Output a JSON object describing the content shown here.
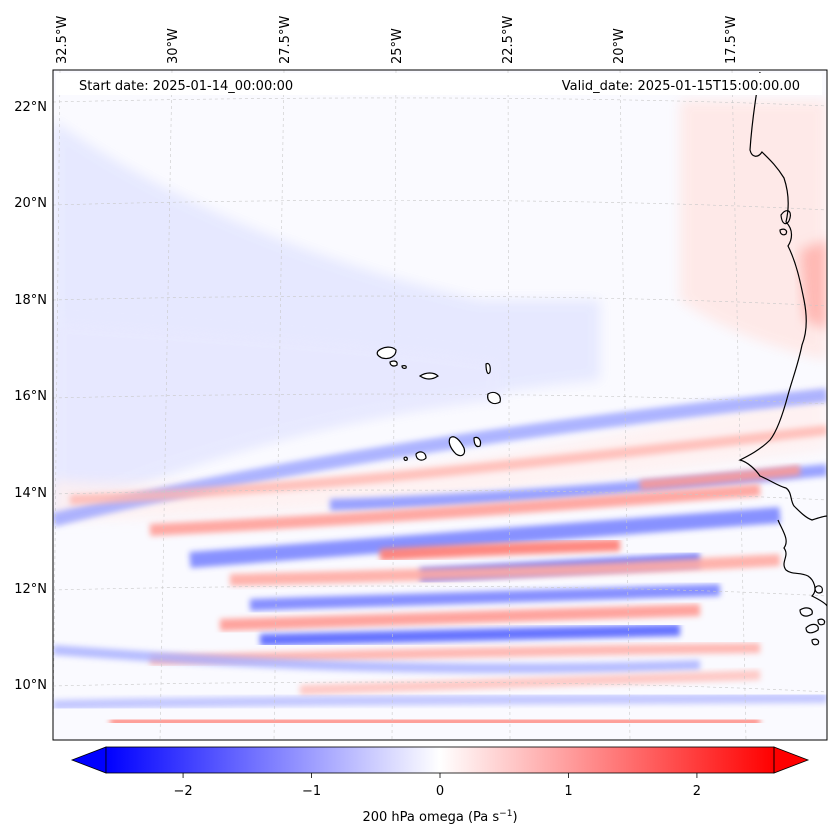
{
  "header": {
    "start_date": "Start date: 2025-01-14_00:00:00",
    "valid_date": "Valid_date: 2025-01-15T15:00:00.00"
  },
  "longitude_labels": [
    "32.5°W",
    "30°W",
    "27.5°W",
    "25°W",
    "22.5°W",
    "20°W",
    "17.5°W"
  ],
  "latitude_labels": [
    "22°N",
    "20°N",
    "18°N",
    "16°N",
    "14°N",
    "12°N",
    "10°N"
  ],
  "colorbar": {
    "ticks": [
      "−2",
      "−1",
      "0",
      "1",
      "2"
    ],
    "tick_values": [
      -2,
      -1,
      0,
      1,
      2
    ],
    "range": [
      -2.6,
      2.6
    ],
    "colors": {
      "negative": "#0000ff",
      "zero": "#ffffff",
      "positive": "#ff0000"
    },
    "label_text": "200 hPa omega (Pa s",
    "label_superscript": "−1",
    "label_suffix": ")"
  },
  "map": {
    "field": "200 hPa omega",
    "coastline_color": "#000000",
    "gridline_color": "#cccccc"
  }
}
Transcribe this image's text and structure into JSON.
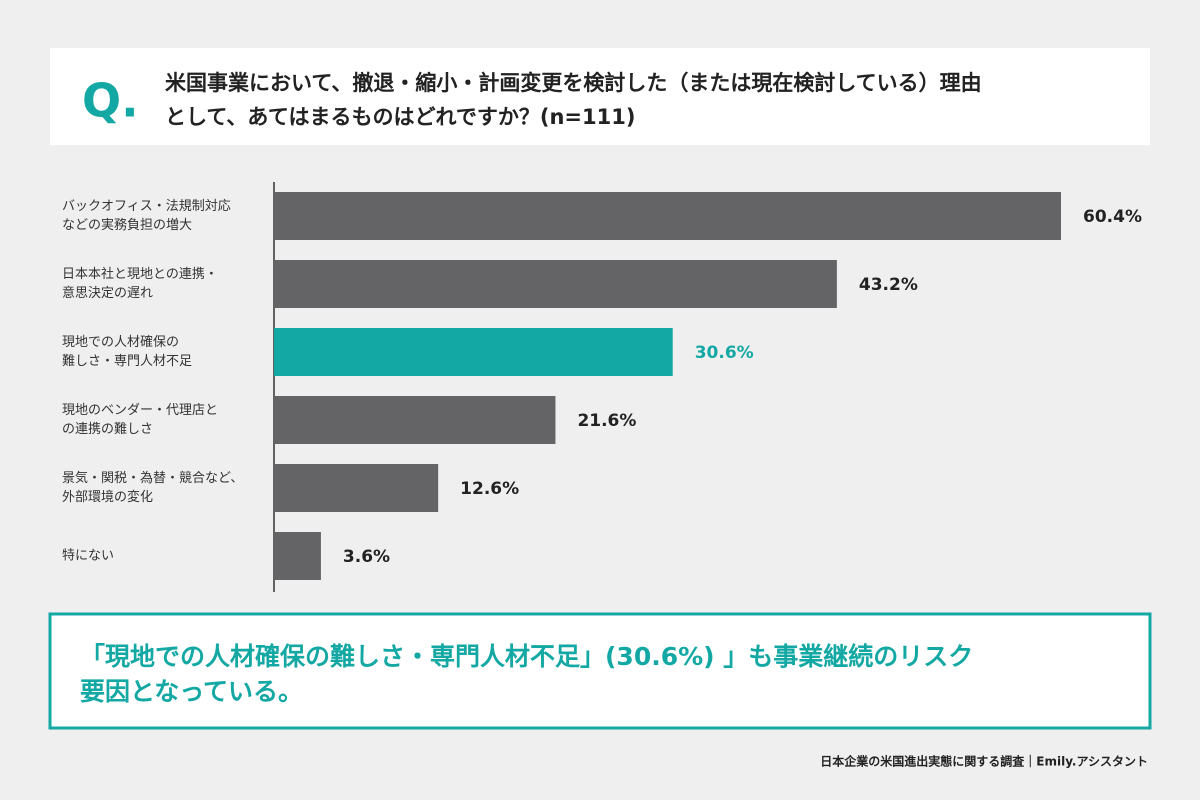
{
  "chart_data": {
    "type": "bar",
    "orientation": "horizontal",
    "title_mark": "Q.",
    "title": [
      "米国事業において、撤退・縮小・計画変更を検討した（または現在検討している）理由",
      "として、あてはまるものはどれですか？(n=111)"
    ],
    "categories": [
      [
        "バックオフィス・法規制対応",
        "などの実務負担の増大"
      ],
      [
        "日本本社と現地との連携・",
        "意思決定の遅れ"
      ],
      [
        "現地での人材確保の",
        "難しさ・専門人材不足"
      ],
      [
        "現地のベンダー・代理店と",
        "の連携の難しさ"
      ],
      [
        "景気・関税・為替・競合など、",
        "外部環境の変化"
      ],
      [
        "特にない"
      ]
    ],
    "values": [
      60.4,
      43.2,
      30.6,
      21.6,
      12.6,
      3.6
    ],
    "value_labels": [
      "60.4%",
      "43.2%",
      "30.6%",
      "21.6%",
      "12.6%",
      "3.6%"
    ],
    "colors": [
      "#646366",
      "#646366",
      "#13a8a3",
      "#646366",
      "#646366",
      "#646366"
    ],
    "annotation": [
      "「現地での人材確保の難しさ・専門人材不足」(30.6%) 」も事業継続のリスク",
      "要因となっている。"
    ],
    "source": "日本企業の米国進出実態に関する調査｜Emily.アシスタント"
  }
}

--

Go through the listing above and quote it exactly, apart from its images.

### [TASK RESPONSE]
Output a JSON object describing the content shown here.
{
  "header": {
    "start_date": "Start date: 2025-01-14_00:00:00",
    "valid_date": "Valid_date: 2025-01-15T15:00:00.00"
  },
  "longitude_labels": [
    "32.5°W",
    "30°W",
    "27.5°W",
    "25°W",
    "22.5°W",
    "20°W",
    "17.5°W"
  ],
  "latitude_labels": [
    "22°N",
    "20°N",
    "18°N",
    "16°N",
    "14°N",
    "12°N",
    "10°N"
  ],
  "colorbar": {
    "ticks": [
      "−2",
      "−1",
      "0",
      "1",
      "2"
    ],
    "tick_values": [
      -2,
      -1,
      0,
      1,
      2
    ],
    "range": [
      -2.6,
      2.6
    ],
    "colors": {
      "negative": "#0000ff",
      "zero": "#ffffff",
      "positive": "#ff0000"
    },
    "label_text": "200 hPa omega (Pa s",
    "label_superscript": "−1",
    "label_suffix": ")"
  },
  "map": {
    "field": "200 hPa omega",
    "coastline_color": "#000000",
    "gridline_color": "#cccccc"
  }
}
Transcribe this image's text and structure into JSON.
{
  "chart_data": {
    "type": "bar",
    "orientation": "horizontal",
    "title_mark": "Q.",
    "title": [
      "米国事業において、撤退・縮小・計画変更を検討した（または現在検討している）理由",
      "として、あてはまるものはどれですか？(n=111)"
    ],
    "categories": [
      [
        "バックオフィス・法規制対応",
        "などの実務負担の増大"
      ],
      [
        "日本本社と現地との連携・",
        "意思決定の遅れ"
      ],
      [
        "現地での人材確保の",
        "難しさ・専門人材不足"
      ],
      [
        "現地のベンダー・代理店と",
        "の連携の難しさ"
      ],
      [
        "景気・関税・為替・競合など、",
        "外部環境の変化"
      ],
      [
        "特にない"
      ]
    ],
    "values": [
      60.4,
      43.2,
      30.6,
      21.6,
      12.6,
      3.6
    ],
    "value_labels": [
      "60.4%",
      "43.2%",
      "30.6%",
      "21.6%",
      "12.6%",
      "3.6%"
    ],
    "colors": [
      "#646366",
      "#646366",
      "#13a8a3",
      "#646366",
      "#646366",
      "#646366"
    ],
    "annotation": [
      "「現地での人材確保の難しさ・専門人材不足」(30.6%) 」も事業継続のリスク",
      "要因となっている。"
    ],
    "source": "日本企業の米国進出実態に関する調査｜Emily.アシスタント"
  }
}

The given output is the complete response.